SUPPLIED RECORDS:
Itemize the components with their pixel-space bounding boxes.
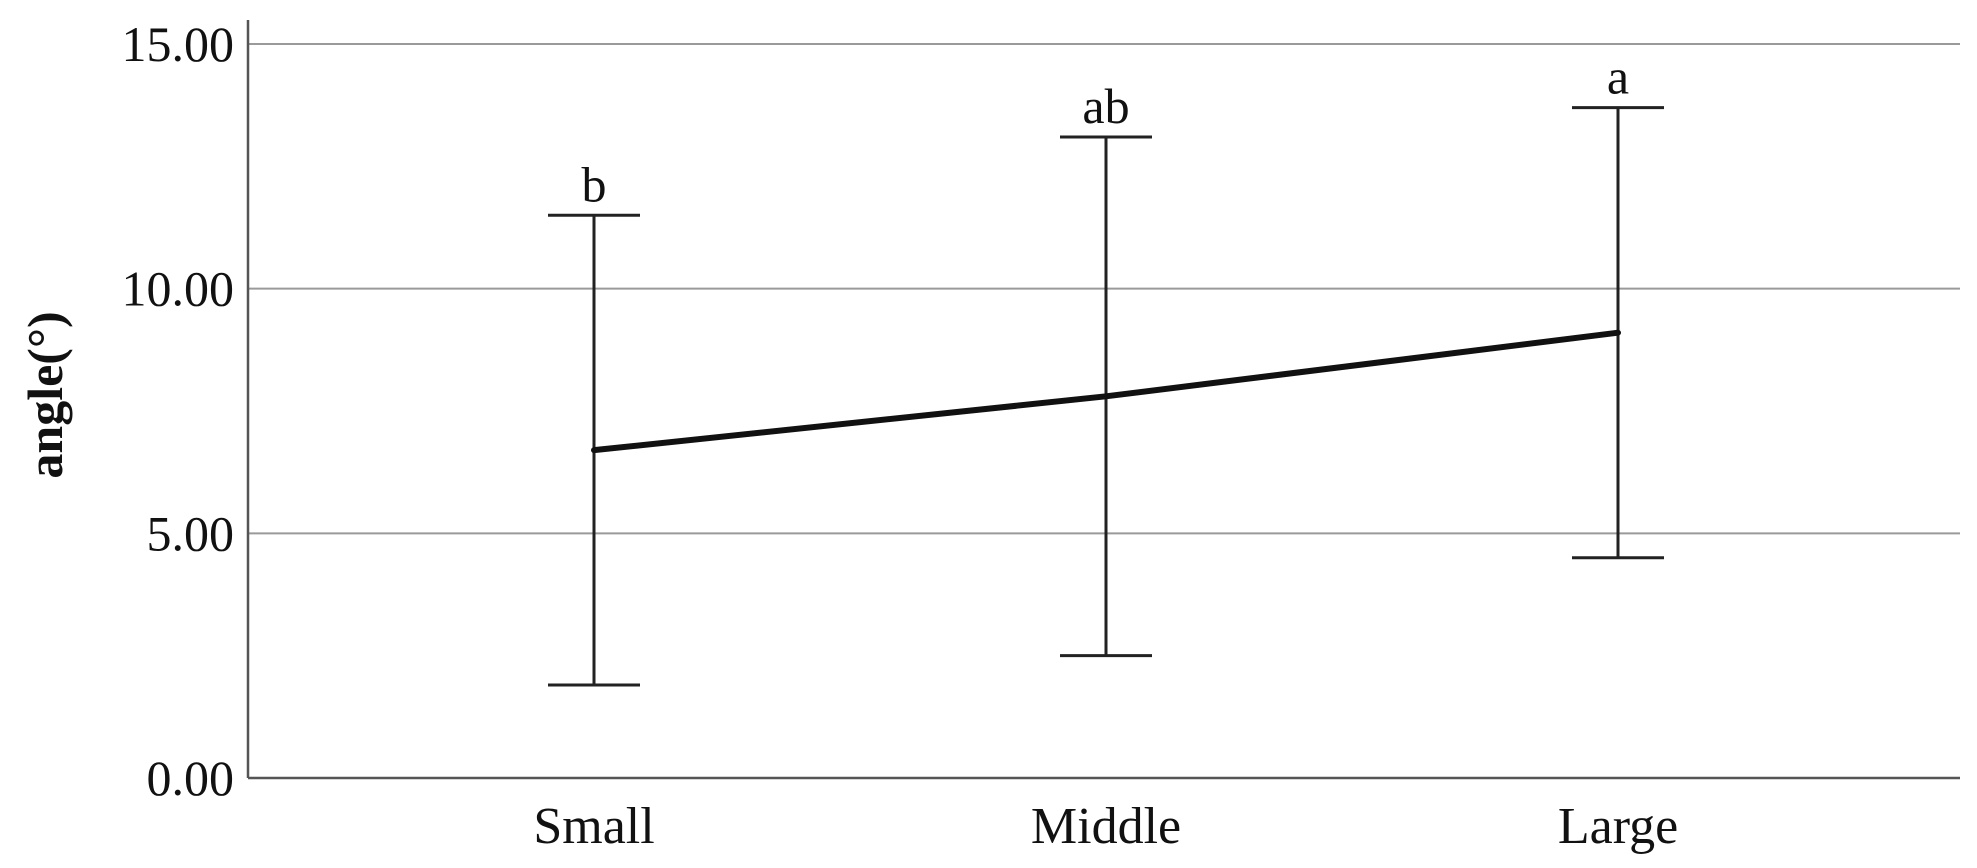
significance-label: a <box>1607 49 1629 105</box>
y-tick-label: 15.00 <box>122 16 235 72</box>
y-axis-label: angle(°) <box>17 311 73 478</box>
mean-line <box>591 329 1621 454</box>
x-tick-label: Middle <box>1031 798 1181 855</box>
significance-label: b <box>582 156 607 212</box>
y-tick-label: 0.00 <box>147 750 235 806</box>
y-tick-label: 5.00 <box>147 505 235 561</box>
y-tick-labels: 0.00 5.00 10.00 15.00 <box>122 16 235 806</box>
significance-labels: b ab a <box>582 49 1630 213</box>
axes <box>246 20 1960 780</box>
gridlines <box>248 43 1960 535</box>
x-tick-label: Small <box>533 798 654 855</box>
x-tick-labels: Small Middle Large <box>533 798 1678 855</box>
x-tick-label: Large <box>1558 798 1678 855</box>
y-tick-label: 10.00 <box>122 261 235 317</box>
mean-line-layer <box>591 329 1621 454</box>
significance-label: ab <box>1082 78 1129 134</box>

YOUR GOAL: Quote all of the lines above word for word, omitting the picture.

TASK RESPONSE:
Itemize the components with their pixel-space bounding boxes.
significance-label: a <box>1607 49 1629 105</box>
y-tick-label: 15.00 <box>122 16 235 72</box>
y-axis-label: angle(°) <box>17 311 73 478</box>
mean-line <box>591 329 1621 454</box>
x-tick-label: Middle <box>1031 798 1181 855</box>
significance-label: b <box>582 156 607 212</box>
y-tick-label: 0.00 <box>147 750 235 806</box>
y-tick-label: 5.00 <box>147 505 235 561</box>
y-tick-labels: 0.00 5.00 10.00 15.00 <box>122 16 235 806</box>
significance-labels: b ab a <box>582 49 1630 213</box>
axes <box>246 20 1960 780</box>
gridlines <box>248 43 1960 535</box>
x-tick-label: Small <box>533 798 654 855</box>
x-tick-labels: Small Middle Large <box>533 798 1678 855</box>
x-tick-label: Large <box>1558 798 1678 855</box>
y-tick-label: 10.00 <box>122 261 235 317</box>
mean-line-layer <box>591 329 1621 454</box>
significance-label: ab <box>1082 78 1129 134</box>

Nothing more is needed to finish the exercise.